» Aim
Pick out the lines below with "Politique" and list them.

....

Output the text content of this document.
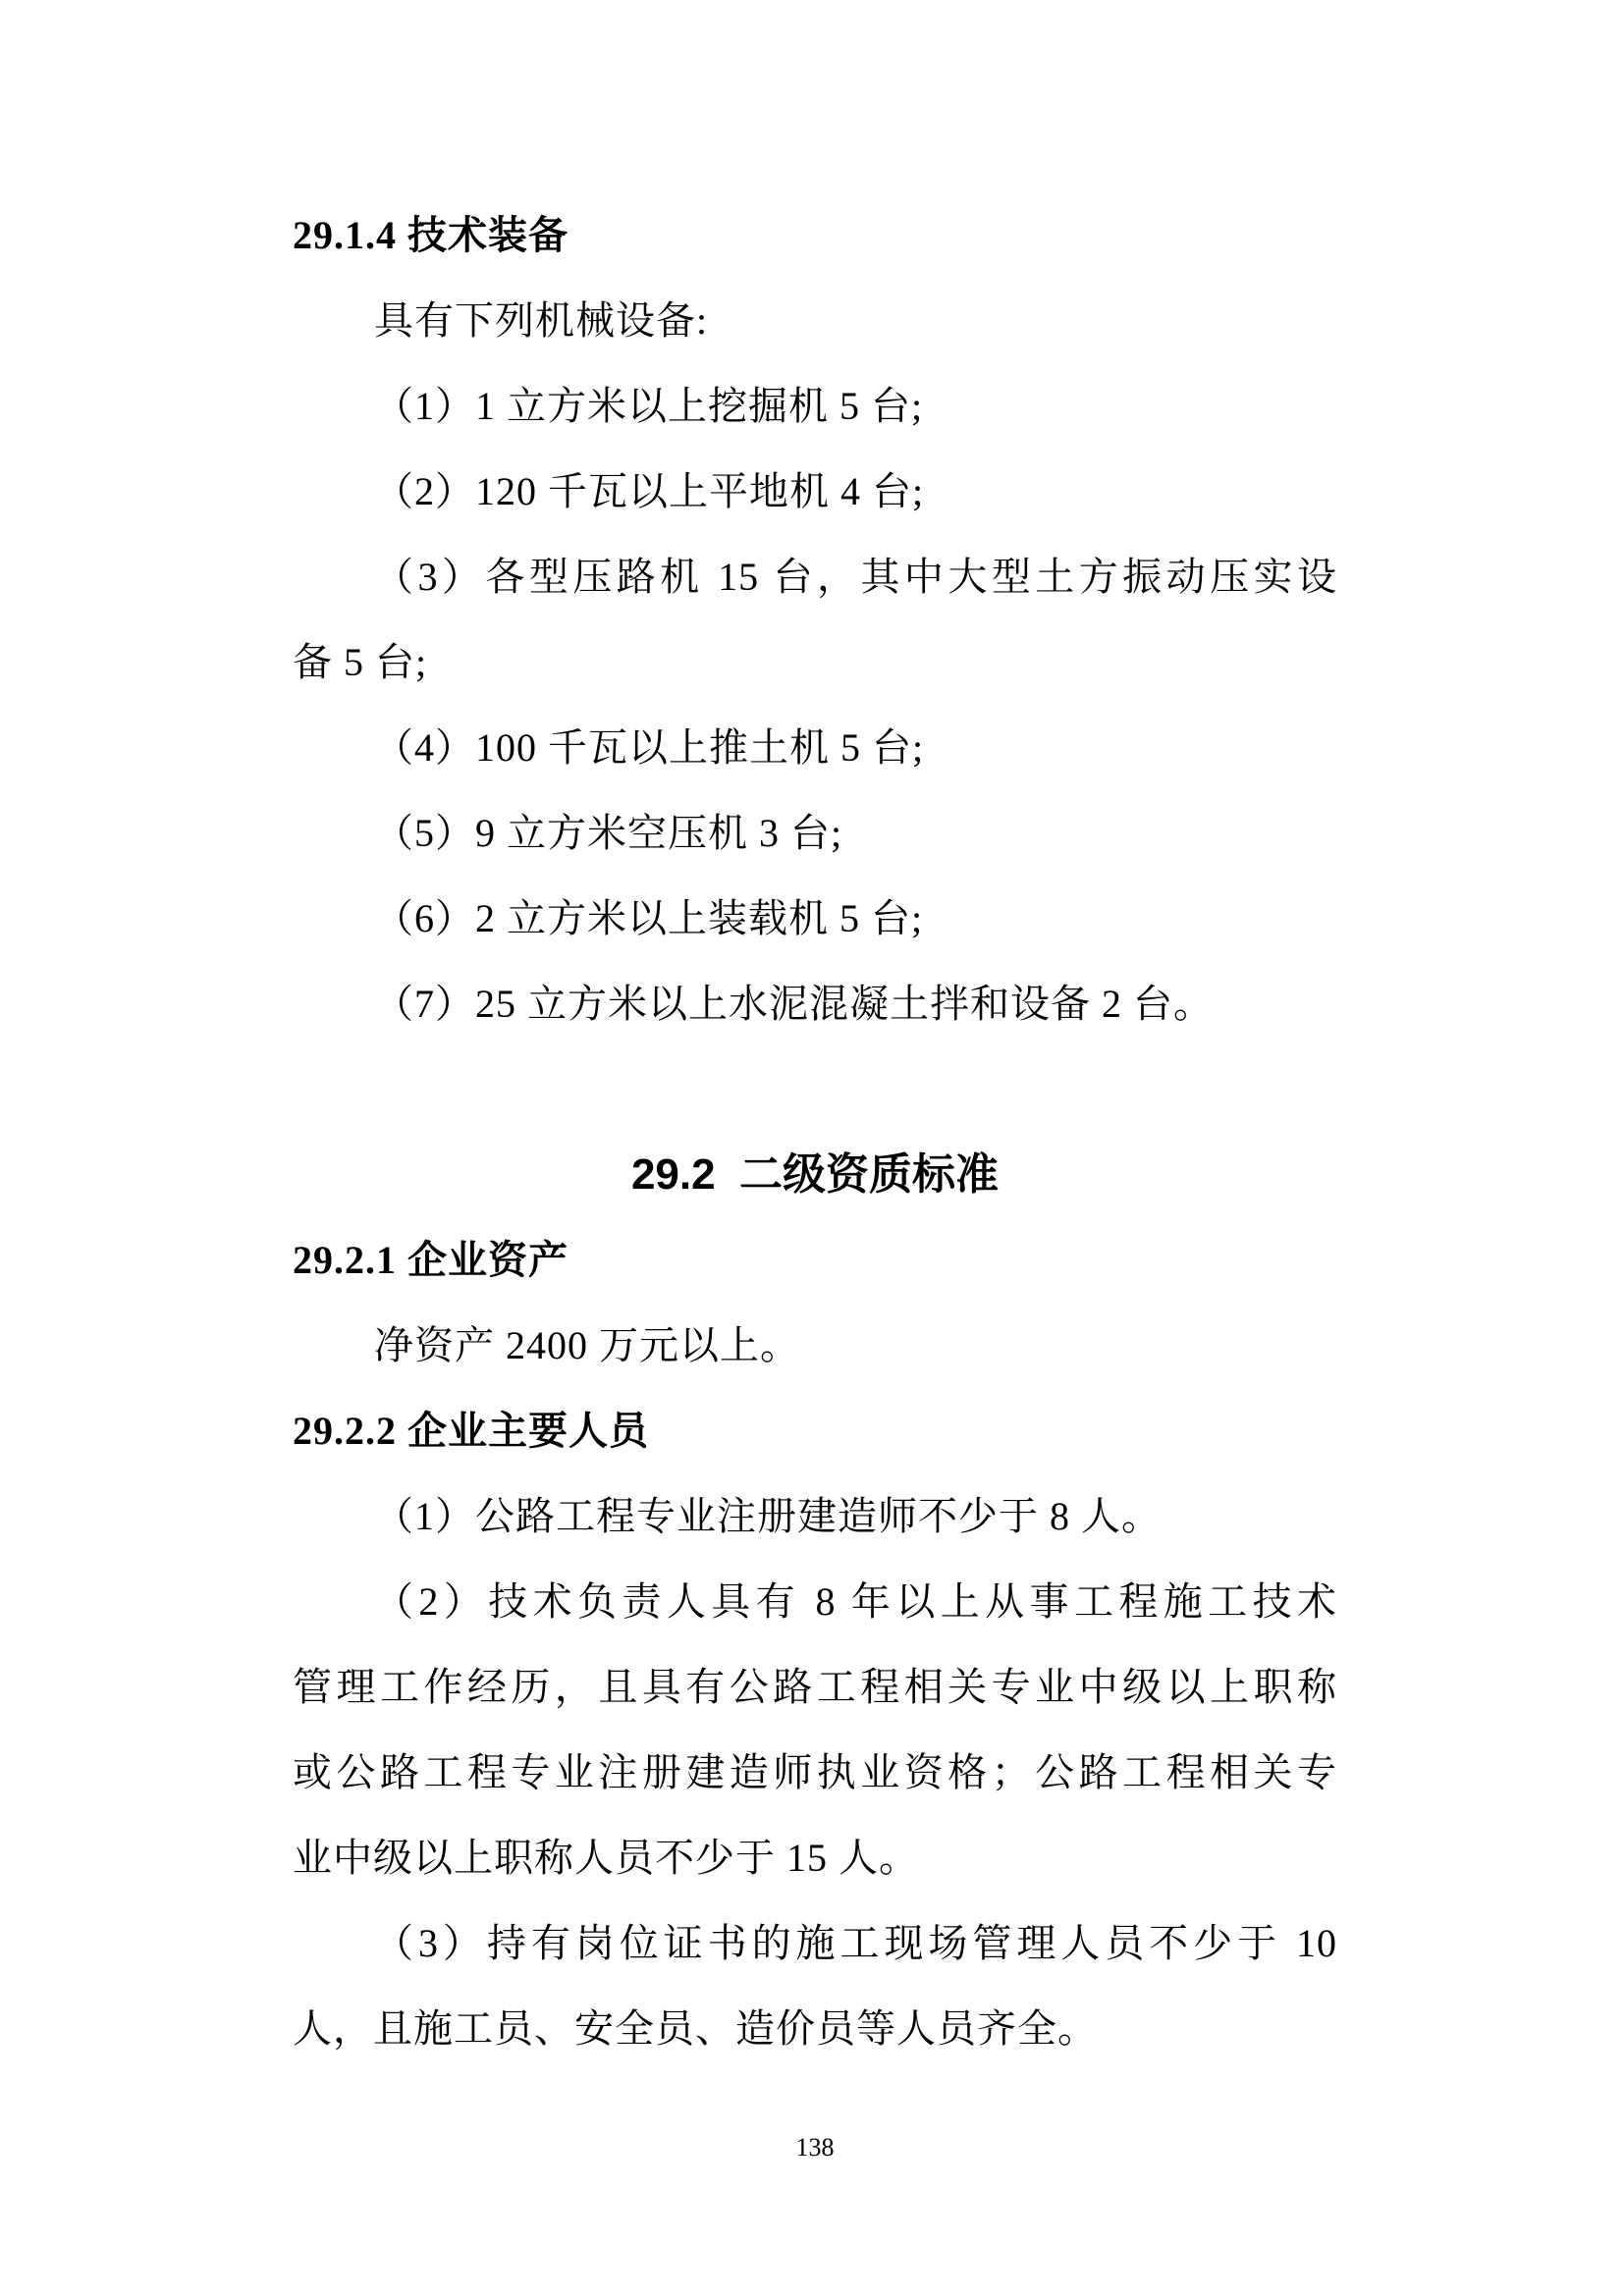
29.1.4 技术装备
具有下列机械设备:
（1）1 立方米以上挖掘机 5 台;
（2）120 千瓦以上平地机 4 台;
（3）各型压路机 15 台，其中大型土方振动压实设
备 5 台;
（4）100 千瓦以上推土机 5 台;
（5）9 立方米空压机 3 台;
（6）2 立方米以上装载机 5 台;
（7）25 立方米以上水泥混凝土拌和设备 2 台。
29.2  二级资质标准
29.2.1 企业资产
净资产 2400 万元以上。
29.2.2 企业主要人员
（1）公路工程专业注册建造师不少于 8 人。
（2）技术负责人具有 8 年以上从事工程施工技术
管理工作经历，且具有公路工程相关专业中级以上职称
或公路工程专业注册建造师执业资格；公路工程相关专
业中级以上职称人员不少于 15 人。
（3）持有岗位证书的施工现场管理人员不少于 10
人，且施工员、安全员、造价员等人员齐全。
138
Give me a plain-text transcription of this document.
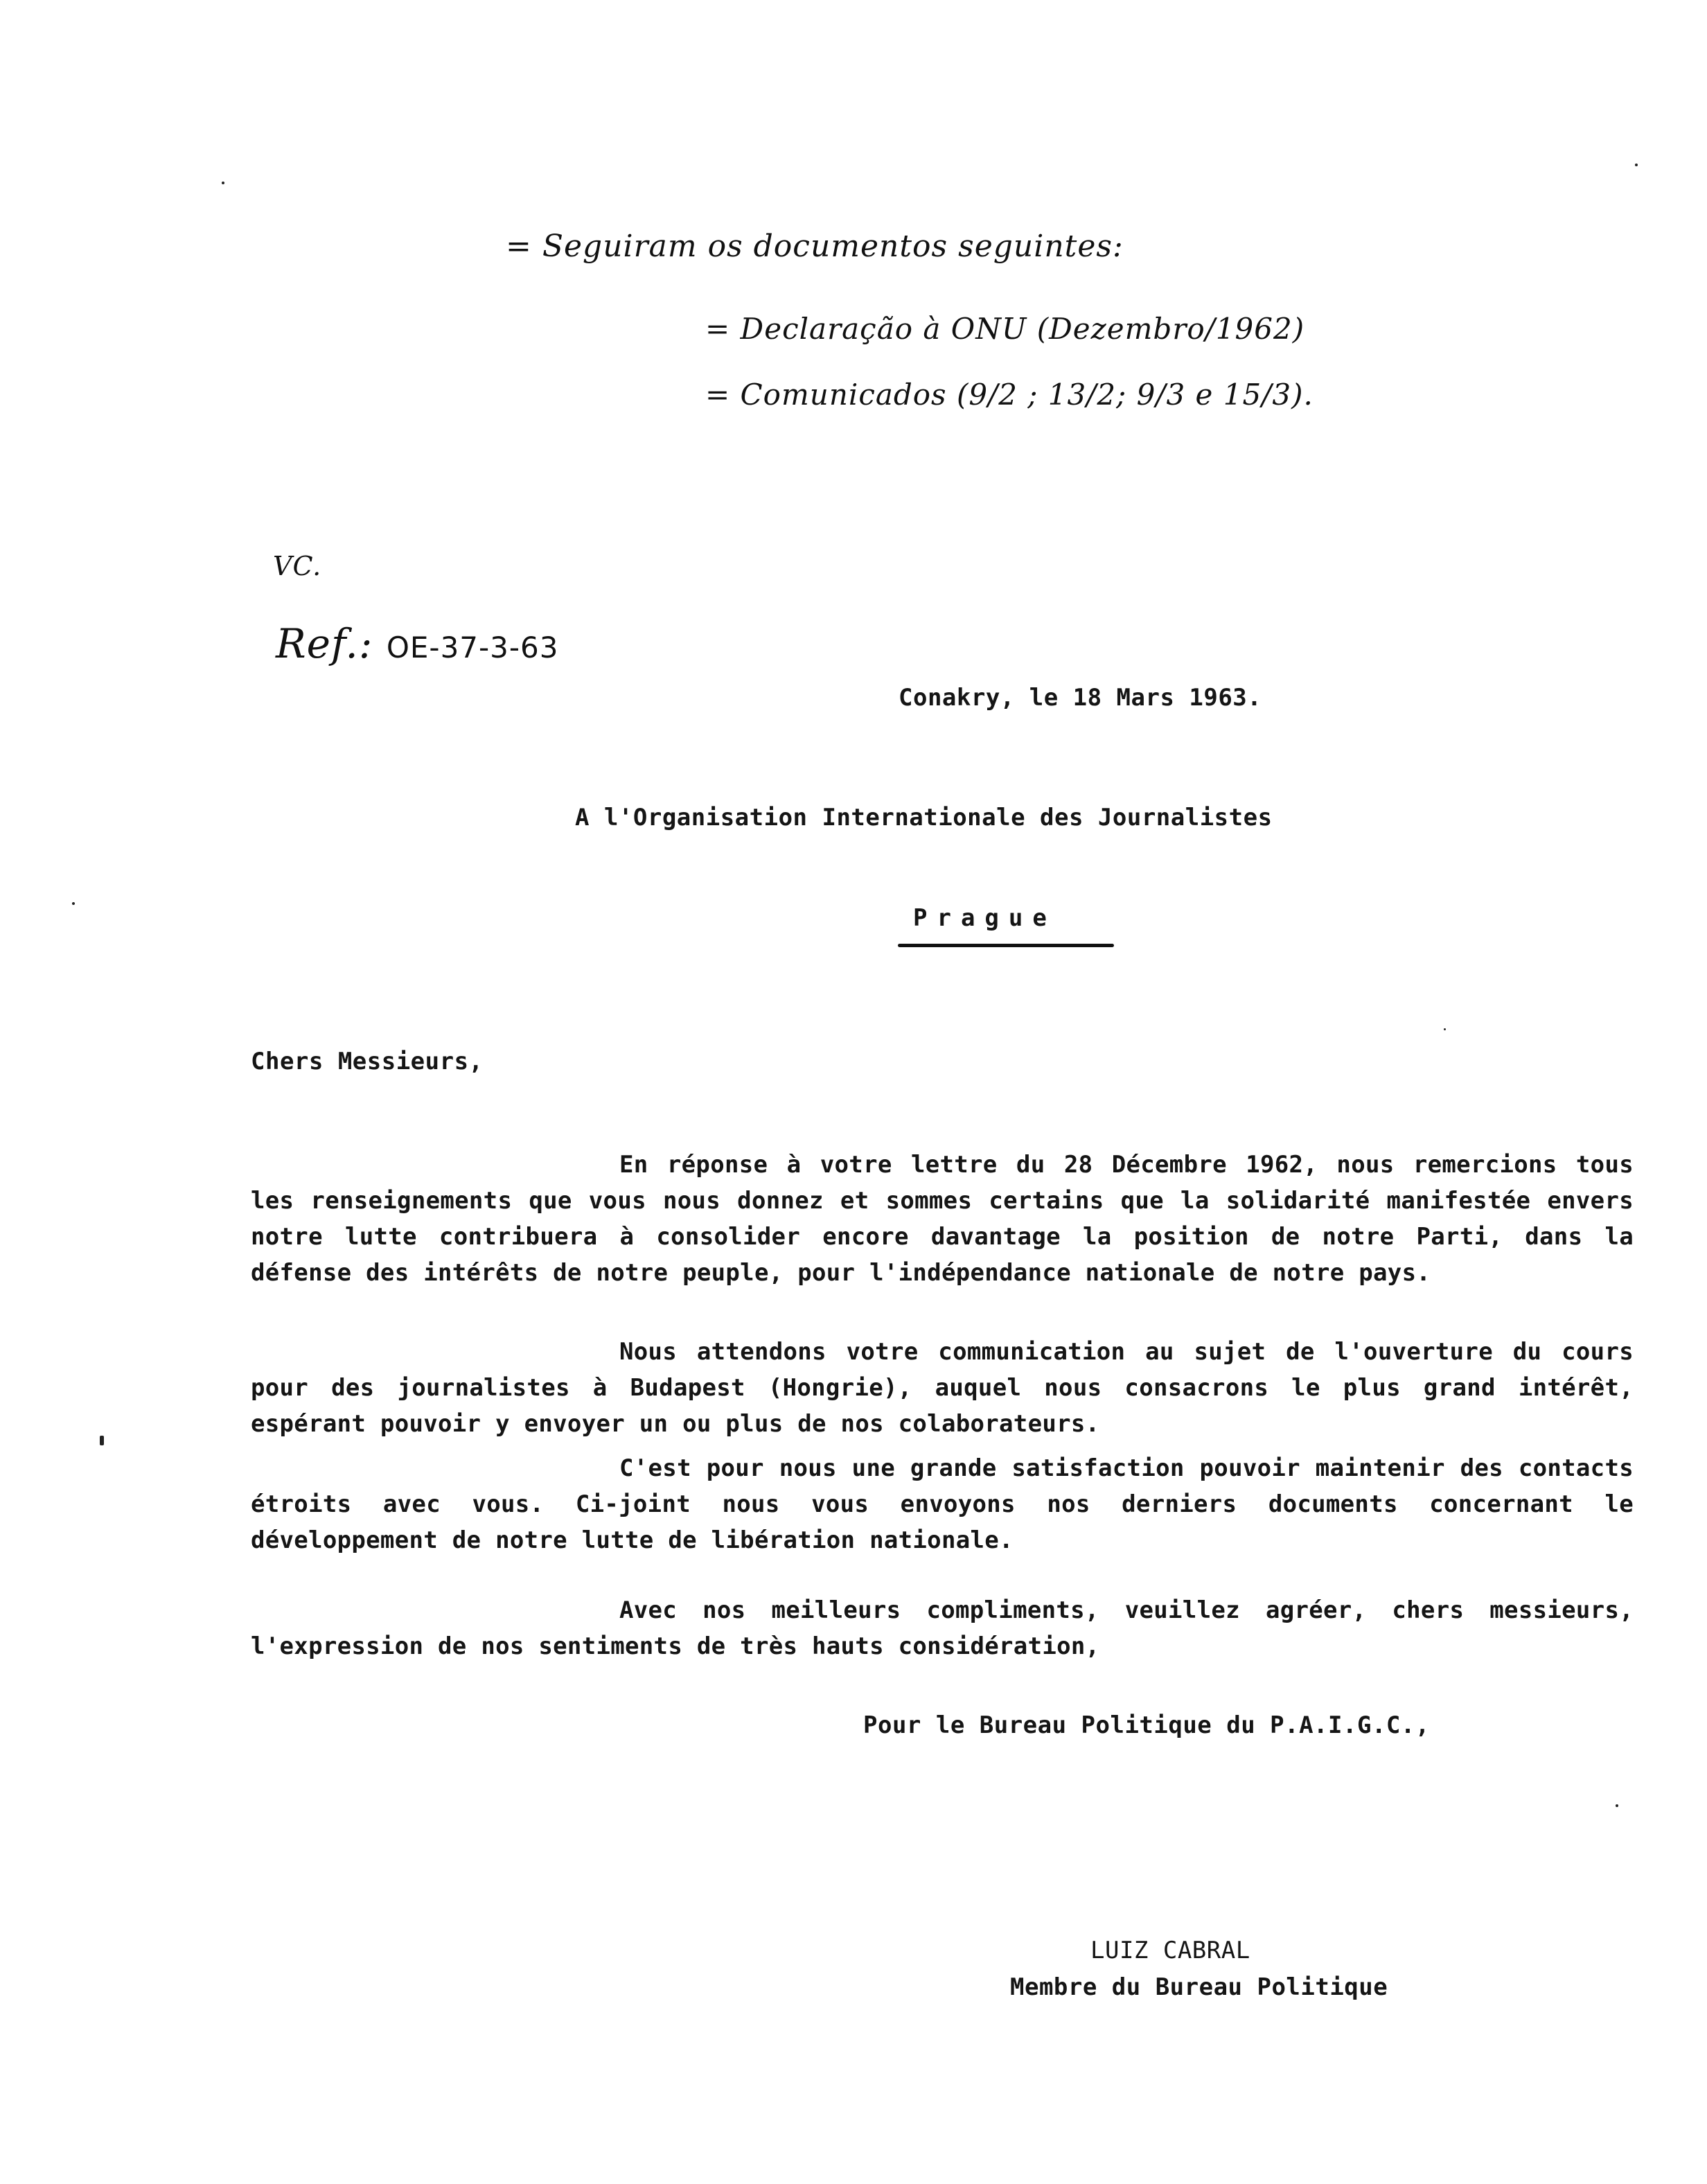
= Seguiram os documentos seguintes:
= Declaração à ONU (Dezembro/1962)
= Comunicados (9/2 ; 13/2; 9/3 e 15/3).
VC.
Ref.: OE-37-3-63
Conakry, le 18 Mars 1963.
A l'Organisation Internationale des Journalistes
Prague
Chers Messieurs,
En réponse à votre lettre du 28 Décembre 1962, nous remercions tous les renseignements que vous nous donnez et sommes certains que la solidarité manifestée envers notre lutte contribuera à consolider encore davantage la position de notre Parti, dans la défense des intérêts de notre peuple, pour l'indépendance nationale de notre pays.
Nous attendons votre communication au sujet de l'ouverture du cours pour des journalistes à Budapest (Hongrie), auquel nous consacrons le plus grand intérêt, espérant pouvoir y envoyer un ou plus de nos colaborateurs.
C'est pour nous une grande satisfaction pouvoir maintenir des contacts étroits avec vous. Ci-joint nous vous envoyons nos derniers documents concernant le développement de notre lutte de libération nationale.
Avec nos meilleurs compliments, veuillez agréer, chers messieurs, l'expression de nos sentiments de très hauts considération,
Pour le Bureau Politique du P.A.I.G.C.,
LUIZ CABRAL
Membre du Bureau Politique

....

» Response below
Pour le Bureau Politique du P.A.I.G.C.,
Membre du Bureau Politique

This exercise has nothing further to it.